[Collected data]

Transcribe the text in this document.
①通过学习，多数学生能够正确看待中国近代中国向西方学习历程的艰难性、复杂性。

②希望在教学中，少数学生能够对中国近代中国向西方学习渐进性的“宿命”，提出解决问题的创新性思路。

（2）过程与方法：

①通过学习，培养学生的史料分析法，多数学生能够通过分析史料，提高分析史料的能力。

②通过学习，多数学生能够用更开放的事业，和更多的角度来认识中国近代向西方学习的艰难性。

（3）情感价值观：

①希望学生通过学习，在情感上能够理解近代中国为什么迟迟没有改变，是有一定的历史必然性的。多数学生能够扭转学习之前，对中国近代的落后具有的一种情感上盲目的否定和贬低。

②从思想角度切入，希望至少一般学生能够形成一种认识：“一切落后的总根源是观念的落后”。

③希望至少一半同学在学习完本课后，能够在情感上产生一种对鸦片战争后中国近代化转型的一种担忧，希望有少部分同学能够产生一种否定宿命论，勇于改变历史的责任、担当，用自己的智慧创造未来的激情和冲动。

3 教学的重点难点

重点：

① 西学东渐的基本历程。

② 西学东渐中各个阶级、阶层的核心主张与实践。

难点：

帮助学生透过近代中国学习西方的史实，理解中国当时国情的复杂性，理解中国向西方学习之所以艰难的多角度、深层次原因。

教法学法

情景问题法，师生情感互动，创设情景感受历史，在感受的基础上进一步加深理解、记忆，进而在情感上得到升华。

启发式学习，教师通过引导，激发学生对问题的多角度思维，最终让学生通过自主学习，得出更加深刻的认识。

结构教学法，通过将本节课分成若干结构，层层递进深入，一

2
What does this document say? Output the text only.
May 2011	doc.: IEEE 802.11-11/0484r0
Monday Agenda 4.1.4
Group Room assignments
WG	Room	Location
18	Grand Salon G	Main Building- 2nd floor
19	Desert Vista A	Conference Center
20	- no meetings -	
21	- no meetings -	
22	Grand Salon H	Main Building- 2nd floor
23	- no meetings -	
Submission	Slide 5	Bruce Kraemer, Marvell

AIM
Write out every entry verbatim.

RESPONSE TO THIS TASK
Transcribe the text in this document.
①通过学习，多数学生能够正确看待中国近代中国向西方学习历程的艰难性、复杂性。

②希望在教学中，少数学生能够对中国近代中国向西方学习渐进性的“宿命”，提出解决问题的创新性思路。

（2）过程与方法：

①通过学习，培养学生的史料分析法，多数学生能够通过分析史料，提高分析史料的能力。

②通过学习，多数学生能够用更开放的事业，和更多的角度来认识中国近代向西方学习的艰难性。

（3）情感价值观：

①希望学生通过学习，在情感上能够理解近代中国为什么迟迟没有改变，是有一定的历史必然性的。多数学生能够扭转学习之前，对中国近代的落后具有的一种情感上盲目的否定和贬低。

②从思想角度切入，希望至少一般学生能够形成一种认识：“一切落后的总根源是观念的落后”。

③希望至少一半同学在学习完本课后，能够在情感上产生一种对鸦片战争后中国近代化转型的一种担忧，希望有少部分同学能够产生一种否定宿命论，勇于改变历史的责任、担当，用自己的智慧创造未来的激情和冲动。

3 教学的重点难点

重点：

① 西学东渐的基本历程。

② 西学东渐中各个阶级、阶层的核心主张与实践。

难点：

帮助学生透过近代中国学习西方的史实，理解中国当时国情的复杂性，理解中国向西方学习之所以艰难的多角度、深层次原因。

教法学法

情景问题法，师生情感互动，创设情景感受历史，在感受的基础上进一步加深理解、记忆，进而在情感上得到升华。

启发式学习，教师通过引导，激发学生对问题的多角度思维，最终让学生通过自主学习，得出更加深刻的认识。

结构教学法，通过将本节课分成若干结构，层层递进深入，一

2
What does this document say? Output the text only.
May 2011	doc.: IEEE 802.11-11/0484r0
Monday Agenda 4.1.4
Group Room assignments
WG	Room	Location
18	Grand Salon G	Main Building- 2nd floor
19	Desert Vista A	Conference Center
20	- no meetings -	
21	- no meetings -	
22	Grand Salon H	Main Building- 2nd floor
23	- no meetings -	
Submission	Slide 5	Bruce Kraemer, Marvell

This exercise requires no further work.